* [Exercise objective]:
Please rewrite the records from their start up to and including the line with "- info-line-3: IT: Mán..", replacing "Identify" with "Name" and leaving everything else unchanged.

Layout records:
>>>
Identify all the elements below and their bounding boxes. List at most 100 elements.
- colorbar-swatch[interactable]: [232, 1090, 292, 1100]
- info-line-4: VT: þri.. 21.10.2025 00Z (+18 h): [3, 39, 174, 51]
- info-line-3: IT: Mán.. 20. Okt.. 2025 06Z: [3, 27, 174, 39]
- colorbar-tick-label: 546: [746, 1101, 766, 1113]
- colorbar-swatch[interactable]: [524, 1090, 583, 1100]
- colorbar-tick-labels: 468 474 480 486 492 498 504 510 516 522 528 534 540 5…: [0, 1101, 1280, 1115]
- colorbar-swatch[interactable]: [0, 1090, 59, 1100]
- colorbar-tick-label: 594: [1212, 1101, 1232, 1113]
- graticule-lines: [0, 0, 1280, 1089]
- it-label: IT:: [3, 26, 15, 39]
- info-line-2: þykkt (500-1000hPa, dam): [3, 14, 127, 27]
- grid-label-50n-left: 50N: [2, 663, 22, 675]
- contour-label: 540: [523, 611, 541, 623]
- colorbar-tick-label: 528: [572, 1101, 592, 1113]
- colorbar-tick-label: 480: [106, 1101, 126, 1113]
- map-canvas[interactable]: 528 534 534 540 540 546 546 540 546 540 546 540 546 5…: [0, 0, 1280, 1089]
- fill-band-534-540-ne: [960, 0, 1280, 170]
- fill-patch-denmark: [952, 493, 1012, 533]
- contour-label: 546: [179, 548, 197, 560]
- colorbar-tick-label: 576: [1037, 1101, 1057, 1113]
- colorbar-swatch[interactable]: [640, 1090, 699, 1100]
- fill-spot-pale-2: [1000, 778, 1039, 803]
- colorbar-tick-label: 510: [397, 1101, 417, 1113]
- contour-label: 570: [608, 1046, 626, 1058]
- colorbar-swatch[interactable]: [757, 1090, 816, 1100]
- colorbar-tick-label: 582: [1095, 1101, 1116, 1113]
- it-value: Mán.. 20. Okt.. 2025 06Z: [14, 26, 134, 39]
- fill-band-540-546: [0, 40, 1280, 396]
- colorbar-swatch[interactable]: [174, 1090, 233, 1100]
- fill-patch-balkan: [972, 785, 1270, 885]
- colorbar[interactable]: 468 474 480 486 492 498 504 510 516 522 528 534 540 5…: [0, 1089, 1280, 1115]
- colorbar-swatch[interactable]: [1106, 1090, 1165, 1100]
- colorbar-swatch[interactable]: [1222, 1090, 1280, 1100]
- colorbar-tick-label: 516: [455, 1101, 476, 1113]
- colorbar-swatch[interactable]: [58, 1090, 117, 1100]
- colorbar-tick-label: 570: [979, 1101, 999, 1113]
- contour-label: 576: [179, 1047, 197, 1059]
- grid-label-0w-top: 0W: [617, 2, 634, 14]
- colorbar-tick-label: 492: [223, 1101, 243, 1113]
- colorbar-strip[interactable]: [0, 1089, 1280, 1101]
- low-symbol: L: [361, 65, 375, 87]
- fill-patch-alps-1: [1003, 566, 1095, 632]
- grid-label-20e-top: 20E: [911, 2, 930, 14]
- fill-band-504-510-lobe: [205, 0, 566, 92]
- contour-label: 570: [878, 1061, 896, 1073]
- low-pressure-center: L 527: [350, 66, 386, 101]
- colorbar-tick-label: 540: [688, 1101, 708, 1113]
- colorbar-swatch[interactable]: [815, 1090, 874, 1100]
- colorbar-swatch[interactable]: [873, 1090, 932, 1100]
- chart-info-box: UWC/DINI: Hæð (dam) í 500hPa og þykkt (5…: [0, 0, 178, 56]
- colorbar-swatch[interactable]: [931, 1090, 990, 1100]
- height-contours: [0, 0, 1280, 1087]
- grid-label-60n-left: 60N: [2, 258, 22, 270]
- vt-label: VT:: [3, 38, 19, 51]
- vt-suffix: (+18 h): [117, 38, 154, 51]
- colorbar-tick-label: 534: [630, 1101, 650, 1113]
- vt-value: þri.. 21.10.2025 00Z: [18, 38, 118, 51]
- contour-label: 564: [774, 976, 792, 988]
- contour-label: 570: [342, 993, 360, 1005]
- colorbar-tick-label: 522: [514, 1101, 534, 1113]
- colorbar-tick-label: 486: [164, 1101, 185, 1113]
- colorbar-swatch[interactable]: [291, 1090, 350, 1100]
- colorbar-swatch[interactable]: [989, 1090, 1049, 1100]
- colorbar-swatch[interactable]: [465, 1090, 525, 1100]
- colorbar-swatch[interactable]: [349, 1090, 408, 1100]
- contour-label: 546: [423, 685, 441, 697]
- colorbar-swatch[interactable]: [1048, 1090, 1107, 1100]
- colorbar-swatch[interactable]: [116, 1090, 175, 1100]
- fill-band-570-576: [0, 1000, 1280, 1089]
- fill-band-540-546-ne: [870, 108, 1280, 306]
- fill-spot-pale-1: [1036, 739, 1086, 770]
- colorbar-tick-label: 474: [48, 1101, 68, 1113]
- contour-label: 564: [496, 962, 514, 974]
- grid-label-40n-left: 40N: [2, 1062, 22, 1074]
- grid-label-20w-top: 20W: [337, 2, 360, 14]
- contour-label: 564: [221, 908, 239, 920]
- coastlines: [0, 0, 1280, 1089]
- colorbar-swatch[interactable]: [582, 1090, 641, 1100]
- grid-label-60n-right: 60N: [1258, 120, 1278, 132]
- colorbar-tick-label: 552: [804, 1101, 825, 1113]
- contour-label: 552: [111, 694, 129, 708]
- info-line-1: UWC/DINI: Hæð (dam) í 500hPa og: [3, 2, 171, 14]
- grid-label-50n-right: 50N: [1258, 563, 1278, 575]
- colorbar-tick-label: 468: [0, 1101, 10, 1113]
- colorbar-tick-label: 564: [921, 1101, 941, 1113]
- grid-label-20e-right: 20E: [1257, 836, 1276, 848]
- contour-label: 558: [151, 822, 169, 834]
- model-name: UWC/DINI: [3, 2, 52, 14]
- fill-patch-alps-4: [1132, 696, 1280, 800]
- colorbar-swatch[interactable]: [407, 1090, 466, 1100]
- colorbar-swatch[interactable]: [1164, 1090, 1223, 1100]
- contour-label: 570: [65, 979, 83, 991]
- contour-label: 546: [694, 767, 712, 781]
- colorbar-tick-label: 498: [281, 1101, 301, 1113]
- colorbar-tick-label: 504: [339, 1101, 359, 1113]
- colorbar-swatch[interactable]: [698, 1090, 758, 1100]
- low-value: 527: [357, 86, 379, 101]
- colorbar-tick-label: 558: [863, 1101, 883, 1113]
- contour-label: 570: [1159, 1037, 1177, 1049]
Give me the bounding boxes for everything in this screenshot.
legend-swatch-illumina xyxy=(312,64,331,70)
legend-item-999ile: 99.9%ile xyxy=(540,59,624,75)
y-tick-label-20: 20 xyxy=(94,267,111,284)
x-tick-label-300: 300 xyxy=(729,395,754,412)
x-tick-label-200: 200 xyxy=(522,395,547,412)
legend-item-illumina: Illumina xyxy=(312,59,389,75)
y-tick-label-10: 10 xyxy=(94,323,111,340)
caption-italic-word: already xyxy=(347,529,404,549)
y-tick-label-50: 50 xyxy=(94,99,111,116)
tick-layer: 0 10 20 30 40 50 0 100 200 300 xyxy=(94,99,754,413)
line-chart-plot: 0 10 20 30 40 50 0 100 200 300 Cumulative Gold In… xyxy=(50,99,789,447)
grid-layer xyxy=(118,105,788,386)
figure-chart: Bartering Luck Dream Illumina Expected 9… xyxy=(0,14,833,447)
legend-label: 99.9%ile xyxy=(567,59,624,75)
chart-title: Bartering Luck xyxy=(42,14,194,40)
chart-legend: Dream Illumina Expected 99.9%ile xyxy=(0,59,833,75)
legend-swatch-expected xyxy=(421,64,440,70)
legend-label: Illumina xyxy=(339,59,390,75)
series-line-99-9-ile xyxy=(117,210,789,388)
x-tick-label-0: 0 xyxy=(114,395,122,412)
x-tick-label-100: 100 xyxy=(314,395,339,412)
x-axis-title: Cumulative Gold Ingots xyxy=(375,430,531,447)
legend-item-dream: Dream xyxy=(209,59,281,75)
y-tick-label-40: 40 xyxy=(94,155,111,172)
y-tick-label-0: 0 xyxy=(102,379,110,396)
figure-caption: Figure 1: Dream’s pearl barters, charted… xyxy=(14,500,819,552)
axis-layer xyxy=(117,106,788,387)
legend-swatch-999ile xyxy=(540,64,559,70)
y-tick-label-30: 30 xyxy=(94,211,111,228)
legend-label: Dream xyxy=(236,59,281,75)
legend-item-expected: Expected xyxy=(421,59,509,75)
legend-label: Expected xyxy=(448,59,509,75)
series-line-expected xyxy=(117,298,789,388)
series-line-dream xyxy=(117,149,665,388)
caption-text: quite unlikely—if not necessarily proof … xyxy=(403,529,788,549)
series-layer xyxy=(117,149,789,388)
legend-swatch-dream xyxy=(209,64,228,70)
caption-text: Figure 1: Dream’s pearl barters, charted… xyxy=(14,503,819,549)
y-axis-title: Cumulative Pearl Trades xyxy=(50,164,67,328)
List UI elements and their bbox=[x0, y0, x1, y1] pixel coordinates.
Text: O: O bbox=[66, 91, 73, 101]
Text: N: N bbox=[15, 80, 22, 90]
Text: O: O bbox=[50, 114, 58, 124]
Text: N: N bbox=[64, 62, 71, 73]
<<<
* [Complete answer]:
Name all the elements below and their bounding boxes. List at most 100 elements.
- colorbar-swatch[interactable]: [232, 1090, 292, 1100]
- info-line-4: VT: þri.. 21.10.2025 00Z (+18 h): [3, 39, 174, 51]
- info-line-3: IT: Mán.. 20. Okt.. 2025 06Z: [3, 27, 174, 39]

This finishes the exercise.